Provided data:
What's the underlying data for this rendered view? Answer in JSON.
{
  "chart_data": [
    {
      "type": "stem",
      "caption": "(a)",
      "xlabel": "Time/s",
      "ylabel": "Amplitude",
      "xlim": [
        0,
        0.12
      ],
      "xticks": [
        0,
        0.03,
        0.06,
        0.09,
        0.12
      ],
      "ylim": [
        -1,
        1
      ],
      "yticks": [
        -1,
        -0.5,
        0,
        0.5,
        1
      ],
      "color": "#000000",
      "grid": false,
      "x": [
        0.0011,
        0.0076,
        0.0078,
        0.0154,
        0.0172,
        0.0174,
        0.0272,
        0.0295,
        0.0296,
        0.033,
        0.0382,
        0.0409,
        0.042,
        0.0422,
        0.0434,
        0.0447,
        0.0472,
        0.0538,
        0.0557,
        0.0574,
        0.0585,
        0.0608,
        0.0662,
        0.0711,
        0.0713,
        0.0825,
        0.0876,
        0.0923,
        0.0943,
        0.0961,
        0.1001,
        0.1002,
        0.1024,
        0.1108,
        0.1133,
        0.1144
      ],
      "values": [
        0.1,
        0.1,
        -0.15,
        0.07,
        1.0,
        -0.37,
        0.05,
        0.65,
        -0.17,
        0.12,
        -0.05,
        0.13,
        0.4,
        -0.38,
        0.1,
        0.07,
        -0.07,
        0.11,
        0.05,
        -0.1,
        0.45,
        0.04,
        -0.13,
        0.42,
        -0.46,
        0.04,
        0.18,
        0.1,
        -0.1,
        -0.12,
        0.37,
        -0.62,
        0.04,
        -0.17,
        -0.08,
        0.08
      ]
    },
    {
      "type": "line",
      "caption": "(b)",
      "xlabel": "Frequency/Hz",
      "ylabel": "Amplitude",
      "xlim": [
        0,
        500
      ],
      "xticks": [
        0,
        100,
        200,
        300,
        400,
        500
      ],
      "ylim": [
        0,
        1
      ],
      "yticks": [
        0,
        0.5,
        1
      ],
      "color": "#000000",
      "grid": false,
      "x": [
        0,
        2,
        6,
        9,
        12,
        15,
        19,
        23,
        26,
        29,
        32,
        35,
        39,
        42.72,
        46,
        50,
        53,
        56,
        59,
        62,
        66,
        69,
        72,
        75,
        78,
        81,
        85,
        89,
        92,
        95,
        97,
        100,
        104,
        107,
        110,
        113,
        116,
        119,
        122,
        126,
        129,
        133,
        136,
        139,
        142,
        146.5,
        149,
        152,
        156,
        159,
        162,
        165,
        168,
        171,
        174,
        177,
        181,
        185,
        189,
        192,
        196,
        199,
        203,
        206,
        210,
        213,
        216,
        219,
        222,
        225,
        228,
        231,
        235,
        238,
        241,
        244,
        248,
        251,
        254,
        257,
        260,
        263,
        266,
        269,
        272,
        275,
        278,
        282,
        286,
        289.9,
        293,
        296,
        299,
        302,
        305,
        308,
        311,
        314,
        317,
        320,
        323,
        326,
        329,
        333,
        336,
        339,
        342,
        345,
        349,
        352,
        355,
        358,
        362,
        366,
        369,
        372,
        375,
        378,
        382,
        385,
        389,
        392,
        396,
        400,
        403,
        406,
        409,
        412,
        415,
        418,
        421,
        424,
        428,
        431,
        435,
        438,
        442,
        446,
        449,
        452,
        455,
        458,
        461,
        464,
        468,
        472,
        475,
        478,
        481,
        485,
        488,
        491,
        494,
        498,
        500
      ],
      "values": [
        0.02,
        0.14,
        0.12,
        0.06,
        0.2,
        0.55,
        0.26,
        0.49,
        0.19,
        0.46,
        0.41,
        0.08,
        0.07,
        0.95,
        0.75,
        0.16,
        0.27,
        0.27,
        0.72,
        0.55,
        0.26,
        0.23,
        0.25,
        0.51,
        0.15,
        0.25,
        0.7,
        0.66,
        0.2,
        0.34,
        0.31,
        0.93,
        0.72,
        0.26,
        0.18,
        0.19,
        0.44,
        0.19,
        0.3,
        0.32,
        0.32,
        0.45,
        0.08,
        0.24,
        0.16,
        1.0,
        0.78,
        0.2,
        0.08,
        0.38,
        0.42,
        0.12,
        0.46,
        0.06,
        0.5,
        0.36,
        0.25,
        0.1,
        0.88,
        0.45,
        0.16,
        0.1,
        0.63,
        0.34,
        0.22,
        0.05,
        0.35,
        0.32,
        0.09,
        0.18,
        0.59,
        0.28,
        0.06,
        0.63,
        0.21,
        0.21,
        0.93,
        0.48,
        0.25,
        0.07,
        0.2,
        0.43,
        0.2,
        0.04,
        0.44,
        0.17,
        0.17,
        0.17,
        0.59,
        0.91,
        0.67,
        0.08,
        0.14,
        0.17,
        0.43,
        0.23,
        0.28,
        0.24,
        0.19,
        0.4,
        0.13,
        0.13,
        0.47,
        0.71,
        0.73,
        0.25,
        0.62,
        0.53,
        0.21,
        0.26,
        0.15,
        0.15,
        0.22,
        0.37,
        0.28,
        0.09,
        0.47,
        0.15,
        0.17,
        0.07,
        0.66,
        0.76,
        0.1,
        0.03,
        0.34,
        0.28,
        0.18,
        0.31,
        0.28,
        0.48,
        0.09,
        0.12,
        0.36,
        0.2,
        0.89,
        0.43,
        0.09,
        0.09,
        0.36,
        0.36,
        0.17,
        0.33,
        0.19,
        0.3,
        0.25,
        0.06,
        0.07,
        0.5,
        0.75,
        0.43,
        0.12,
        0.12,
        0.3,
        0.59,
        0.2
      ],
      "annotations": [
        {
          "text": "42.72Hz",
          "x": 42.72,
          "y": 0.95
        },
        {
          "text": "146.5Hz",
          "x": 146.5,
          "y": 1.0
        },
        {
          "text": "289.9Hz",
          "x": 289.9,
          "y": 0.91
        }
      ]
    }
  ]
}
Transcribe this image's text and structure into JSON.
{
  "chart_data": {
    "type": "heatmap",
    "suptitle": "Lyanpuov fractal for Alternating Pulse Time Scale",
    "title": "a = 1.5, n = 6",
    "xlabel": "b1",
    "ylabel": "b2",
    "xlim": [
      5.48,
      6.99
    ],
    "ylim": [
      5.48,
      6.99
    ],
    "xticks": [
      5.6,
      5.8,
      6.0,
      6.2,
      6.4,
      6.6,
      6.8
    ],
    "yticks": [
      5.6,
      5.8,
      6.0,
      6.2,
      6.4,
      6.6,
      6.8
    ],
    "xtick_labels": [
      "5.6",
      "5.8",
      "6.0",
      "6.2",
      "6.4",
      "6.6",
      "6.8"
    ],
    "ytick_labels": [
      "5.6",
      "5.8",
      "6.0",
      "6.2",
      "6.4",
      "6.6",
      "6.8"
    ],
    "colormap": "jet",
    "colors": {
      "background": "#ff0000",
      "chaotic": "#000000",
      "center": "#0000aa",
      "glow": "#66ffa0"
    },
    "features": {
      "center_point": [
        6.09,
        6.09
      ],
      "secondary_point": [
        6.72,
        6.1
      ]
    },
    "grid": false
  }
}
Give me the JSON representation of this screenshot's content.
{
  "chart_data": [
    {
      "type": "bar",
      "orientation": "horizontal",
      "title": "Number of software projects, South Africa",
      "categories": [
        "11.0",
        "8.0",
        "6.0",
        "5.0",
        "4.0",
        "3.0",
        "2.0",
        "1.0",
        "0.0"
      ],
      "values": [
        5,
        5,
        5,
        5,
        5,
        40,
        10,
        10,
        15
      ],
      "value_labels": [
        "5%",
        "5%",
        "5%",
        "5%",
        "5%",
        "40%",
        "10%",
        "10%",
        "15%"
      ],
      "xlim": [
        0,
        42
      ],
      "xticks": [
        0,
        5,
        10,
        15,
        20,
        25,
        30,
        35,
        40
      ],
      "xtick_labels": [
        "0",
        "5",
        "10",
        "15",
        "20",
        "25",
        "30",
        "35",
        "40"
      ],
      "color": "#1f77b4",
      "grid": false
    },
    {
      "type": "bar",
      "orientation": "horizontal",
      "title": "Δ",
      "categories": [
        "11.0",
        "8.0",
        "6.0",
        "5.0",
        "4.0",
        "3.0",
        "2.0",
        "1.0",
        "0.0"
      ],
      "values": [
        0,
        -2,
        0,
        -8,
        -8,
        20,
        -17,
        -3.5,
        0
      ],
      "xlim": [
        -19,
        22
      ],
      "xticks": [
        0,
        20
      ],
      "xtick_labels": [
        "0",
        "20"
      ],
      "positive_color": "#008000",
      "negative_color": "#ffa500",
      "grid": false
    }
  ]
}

Requirements:
Gather each line from the entries above that includes the word "text".

Finished answer:
          "text": "42.72Hz",
          "text": "146.5Hz",
          "text": "289.9Hz",
Transcribe this image's text and structure into JSON.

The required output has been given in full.